* **What the exercise asks**
In the listing below, count the lines containing the string "title" and state only the number.
++++++++
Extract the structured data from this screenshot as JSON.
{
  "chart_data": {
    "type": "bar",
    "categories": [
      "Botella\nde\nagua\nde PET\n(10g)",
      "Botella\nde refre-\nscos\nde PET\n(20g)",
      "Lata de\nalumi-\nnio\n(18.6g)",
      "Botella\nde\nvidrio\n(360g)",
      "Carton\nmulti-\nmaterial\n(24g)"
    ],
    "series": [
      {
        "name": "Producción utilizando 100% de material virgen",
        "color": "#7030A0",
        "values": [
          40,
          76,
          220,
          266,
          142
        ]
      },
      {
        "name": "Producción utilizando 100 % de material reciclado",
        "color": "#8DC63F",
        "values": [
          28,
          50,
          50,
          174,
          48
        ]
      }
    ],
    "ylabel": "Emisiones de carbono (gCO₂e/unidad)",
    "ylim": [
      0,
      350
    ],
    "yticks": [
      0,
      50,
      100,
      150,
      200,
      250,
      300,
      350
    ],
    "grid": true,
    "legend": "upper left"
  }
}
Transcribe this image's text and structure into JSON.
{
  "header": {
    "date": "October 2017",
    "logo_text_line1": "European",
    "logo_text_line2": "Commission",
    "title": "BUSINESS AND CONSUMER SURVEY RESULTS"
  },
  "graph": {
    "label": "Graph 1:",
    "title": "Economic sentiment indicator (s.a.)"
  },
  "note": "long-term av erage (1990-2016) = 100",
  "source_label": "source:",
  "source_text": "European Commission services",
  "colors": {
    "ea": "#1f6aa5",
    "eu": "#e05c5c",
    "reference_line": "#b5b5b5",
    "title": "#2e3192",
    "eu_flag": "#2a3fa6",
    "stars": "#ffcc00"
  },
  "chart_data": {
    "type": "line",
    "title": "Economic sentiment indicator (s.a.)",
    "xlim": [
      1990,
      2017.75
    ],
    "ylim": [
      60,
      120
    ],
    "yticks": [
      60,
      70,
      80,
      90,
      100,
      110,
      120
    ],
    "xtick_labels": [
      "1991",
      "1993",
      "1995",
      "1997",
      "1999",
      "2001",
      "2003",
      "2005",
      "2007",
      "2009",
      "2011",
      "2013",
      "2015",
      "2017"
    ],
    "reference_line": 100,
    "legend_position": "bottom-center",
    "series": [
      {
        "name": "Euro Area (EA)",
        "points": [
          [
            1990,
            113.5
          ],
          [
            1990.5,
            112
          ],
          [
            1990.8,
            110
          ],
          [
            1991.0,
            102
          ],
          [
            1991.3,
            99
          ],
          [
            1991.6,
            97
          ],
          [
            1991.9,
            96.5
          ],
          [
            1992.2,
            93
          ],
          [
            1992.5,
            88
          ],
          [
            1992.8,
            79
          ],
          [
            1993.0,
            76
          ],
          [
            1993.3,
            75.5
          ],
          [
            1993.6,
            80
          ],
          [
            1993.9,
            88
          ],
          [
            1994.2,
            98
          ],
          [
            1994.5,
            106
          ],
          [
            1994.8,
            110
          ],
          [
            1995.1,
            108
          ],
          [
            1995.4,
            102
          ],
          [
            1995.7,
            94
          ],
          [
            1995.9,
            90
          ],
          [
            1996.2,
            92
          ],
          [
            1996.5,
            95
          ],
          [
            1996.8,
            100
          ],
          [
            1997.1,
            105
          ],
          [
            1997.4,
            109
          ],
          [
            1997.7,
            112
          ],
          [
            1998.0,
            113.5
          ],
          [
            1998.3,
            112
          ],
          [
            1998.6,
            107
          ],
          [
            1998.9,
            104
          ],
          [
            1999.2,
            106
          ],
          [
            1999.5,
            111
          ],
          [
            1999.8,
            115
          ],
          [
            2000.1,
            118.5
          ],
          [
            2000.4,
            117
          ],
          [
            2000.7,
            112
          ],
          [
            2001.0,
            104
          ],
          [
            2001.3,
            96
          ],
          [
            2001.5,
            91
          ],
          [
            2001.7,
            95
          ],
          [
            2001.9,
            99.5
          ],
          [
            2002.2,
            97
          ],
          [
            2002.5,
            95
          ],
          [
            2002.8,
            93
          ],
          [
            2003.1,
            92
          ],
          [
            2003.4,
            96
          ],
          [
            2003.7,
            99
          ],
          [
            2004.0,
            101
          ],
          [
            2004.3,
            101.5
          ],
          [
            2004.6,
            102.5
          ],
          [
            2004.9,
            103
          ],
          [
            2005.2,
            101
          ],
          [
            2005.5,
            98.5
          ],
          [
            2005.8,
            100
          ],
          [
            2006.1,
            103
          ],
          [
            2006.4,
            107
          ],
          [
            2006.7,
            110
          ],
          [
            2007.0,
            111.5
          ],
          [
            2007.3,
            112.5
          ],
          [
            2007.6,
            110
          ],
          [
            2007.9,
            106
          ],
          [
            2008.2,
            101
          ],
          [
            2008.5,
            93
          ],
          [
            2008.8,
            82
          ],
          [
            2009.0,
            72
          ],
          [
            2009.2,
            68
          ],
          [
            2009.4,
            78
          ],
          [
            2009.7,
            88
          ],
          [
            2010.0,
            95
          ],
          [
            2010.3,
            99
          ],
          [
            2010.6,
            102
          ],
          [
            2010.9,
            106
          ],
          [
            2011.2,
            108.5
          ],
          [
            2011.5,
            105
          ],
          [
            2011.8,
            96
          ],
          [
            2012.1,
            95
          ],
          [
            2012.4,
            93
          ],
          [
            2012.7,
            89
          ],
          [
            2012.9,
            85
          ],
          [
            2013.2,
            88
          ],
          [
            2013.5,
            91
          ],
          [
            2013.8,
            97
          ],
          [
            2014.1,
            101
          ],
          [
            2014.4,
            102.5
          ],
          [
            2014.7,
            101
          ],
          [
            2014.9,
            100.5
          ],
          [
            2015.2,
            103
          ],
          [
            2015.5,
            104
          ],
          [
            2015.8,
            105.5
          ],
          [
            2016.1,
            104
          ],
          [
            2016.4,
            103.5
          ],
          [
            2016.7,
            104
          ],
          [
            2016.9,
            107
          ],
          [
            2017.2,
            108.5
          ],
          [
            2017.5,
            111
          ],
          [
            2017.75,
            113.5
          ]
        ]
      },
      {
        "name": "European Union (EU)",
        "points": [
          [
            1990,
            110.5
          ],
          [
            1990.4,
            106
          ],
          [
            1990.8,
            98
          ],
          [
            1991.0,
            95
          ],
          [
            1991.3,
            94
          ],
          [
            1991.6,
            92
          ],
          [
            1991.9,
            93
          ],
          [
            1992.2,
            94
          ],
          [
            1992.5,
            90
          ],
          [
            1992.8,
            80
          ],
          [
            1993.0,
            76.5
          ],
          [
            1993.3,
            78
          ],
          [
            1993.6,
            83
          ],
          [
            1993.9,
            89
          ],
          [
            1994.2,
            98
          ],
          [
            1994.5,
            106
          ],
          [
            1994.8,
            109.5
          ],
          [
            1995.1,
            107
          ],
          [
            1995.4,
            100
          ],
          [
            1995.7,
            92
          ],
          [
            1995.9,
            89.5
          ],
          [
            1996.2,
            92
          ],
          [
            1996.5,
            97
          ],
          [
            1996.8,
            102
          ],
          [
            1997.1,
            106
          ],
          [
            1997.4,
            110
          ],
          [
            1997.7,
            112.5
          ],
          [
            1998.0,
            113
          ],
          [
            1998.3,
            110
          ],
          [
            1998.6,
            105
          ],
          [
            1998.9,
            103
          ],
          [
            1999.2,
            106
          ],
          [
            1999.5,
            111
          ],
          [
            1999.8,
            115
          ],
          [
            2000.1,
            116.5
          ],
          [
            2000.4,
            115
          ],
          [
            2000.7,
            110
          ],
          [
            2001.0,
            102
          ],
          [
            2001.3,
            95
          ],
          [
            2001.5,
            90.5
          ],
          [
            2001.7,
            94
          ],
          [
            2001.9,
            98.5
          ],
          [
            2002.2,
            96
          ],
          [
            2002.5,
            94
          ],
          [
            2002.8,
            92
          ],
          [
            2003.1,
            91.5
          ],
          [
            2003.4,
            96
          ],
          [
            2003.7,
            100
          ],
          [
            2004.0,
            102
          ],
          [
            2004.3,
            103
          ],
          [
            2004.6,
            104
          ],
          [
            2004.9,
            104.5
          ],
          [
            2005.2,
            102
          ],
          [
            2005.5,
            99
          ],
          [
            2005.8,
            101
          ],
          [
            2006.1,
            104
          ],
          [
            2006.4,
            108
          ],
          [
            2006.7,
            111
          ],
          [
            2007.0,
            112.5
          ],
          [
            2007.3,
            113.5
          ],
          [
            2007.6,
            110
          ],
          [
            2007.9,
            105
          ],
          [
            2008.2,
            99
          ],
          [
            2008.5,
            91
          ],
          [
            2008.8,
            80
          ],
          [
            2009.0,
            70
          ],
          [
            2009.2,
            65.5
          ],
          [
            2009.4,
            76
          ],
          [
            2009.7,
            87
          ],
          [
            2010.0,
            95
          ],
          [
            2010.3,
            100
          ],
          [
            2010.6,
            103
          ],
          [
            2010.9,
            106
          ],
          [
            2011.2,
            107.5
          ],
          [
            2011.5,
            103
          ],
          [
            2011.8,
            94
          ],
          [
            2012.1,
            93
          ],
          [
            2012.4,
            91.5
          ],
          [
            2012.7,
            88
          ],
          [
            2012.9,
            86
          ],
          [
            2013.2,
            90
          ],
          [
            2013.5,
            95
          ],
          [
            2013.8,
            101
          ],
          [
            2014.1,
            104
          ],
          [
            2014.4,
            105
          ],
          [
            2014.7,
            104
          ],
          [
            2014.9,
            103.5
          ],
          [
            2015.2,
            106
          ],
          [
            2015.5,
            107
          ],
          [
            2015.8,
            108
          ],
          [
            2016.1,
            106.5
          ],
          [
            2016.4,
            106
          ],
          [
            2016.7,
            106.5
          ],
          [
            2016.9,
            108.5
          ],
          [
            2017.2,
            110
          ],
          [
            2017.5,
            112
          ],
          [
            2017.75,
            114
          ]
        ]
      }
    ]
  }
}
++++++++
* **Full output**
4